Exercise
Only lines with the string "slogan" matter here; gather them from the material below.

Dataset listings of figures
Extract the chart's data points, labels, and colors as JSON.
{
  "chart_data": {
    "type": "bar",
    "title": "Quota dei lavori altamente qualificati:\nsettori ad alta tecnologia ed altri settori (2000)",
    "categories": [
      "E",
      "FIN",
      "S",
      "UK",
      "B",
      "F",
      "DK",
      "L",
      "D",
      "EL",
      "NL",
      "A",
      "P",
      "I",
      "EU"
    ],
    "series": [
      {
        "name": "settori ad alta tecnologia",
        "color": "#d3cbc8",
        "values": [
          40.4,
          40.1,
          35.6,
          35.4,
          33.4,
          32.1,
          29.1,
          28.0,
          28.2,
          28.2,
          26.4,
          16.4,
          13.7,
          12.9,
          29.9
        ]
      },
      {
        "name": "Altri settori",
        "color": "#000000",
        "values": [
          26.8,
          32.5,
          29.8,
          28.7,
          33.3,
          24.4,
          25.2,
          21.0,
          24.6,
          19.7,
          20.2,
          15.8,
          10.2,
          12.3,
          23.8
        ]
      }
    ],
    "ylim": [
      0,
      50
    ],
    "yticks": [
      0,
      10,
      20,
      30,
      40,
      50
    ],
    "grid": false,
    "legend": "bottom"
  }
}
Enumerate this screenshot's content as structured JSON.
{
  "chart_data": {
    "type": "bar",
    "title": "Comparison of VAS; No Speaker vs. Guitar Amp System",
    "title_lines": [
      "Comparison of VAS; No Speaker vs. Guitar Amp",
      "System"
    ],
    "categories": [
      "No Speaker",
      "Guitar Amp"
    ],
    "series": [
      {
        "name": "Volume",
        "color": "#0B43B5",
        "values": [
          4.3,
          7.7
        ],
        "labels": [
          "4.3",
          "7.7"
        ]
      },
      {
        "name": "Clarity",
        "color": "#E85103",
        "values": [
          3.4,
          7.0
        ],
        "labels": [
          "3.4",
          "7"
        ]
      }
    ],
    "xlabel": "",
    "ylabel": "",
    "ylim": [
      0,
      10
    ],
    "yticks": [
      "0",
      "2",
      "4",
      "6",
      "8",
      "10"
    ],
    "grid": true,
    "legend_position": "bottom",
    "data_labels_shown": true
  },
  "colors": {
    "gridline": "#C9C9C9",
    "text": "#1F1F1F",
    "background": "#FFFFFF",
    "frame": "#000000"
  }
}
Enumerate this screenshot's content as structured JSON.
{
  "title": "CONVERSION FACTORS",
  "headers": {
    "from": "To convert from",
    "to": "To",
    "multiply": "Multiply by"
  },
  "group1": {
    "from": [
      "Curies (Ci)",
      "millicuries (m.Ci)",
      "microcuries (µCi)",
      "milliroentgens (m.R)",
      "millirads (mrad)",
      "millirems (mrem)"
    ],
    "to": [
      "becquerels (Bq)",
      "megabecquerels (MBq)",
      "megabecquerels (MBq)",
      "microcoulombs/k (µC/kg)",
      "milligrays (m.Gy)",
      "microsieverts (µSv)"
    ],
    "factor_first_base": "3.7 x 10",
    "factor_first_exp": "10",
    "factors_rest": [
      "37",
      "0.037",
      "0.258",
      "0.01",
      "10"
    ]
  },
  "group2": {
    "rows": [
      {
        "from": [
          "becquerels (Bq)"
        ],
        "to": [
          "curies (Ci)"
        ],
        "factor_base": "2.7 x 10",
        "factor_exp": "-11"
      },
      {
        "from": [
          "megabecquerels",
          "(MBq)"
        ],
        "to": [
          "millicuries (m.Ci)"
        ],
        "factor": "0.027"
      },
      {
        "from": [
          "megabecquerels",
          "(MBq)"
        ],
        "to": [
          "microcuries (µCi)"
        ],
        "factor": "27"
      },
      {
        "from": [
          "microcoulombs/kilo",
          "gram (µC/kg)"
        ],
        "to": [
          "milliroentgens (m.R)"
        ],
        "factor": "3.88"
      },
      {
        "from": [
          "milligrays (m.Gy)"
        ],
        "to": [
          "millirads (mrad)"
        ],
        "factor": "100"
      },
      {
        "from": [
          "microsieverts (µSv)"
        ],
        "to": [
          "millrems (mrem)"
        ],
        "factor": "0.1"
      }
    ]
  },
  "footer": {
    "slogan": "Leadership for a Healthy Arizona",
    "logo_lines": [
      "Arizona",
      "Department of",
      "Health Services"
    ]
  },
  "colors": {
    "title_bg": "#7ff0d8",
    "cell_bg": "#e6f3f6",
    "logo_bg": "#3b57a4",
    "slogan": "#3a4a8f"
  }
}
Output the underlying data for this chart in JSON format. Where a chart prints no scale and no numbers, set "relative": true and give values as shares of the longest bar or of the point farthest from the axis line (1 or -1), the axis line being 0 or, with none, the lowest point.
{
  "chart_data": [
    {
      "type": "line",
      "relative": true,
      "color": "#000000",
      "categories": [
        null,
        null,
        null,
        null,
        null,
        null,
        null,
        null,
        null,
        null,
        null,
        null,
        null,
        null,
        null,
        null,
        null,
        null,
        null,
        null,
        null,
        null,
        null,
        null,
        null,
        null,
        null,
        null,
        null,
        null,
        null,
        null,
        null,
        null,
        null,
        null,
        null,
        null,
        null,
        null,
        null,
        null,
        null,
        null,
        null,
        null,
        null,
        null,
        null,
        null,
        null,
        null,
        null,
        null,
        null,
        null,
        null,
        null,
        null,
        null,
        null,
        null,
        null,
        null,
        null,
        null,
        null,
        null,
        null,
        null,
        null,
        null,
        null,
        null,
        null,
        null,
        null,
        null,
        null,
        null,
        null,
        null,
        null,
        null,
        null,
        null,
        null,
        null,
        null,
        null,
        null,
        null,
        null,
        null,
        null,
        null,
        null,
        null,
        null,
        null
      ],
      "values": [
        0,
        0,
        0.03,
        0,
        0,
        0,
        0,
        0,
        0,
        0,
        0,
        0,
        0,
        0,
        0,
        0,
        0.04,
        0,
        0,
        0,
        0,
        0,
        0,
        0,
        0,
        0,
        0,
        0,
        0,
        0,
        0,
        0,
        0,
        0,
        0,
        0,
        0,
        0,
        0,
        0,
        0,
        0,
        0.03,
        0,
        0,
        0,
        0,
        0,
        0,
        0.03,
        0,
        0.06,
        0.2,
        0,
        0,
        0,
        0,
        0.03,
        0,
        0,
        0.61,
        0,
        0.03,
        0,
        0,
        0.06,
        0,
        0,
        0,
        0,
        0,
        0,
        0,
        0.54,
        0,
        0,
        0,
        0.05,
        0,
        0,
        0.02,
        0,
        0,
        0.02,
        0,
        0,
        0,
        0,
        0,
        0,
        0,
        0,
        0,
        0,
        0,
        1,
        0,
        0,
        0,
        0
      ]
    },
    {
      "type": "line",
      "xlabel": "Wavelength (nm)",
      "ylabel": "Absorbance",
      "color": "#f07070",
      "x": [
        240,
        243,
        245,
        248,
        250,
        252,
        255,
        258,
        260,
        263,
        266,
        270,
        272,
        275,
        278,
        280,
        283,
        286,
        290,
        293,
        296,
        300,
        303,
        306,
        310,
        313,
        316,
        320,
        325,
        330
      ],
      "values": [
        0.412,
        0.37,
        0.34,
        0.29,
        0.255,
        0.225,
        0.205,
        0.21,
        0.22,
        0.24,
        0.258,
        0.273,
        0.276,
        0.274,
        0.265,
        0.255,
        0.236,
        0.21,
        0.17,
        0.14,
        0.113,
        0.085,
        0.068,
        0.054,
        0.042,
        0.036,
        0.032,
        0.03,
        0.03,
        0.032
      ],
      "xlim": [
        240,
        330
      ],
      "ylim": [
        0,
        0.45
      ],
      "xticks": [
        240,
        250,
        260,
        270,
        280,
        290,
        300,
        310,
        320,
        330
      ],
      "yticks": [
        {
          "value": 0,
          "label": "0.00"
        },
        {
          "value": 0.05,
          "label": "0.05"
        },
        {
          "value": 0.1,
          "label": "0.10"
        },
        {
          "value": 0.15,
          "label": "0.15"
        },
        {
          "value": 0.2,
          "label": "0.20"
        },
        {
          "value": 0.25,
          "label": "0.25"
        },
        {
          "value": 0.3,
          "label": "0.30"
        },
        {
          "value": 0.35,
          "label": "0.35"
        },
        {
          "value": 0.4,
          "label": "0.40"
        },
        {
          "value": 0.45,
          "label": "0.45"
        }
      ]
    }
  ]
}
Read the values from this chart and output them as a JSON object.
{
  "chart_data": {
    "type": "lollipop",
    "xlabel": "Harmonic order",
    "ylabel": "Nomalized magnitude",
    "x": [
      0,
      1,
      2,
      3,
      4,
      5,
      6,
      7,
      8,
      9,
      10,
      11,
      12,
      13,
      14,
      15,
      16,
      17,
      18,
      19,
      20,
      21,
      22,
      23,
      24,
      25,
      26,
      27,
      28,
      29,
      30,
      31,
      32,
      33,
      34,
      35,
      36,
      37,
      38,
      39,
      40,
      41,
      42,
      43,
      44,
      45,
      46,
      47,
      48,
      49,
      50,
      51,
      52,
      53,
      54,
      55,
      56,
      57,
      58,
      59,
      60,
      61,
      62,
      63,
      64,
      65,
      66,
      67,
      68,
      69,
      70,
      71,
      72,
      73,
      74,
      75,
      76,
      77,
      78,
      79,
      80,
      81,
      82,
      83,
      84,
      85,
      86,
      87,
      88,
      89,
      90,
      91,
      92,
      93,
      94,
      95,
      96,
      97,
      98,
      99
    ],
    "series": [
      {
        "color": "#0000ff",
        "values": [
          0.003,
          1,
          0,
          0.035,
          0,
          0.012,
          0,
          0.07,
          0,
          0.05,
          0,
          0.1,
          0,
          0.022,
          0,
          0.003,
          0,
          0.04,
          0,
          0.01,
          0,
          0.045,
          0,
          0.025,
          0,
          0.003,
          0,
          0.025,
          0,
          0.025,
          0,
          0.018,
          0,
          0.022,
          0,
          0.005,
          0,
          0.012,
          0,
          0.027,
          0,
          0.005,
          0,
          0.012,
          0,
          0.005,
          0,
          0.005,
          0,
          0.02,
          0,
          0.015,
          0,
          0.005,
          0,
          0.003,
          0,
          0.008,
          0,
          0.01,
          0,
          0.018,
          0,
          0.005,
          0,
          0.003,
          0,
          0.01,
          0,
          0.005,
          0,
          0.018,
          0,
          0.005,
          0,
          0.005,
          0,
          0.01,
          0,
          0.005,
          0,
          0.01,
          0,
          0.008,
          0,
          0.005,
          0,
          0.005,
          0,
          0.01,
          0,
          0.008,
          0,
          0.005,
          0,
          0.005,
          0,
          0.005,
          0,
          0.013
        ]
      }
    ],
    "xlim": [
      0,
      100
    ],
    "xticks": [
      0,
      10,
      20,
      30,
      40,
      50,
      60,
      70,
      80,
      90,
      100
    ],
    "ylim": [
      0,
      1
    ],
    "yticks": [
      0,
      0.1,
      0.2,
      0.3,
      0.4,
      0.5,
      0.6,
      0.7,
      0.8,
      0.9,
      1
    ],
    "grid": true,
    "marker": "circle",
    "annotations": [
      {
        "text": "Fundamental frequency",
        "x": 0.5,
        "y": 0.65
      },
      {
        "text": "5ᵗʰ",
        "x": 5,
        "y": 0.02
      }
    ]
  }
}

Complete answer
    "slogan": "Leadership for a Healthy Arizona",
    "slogan": "#3a4a8f"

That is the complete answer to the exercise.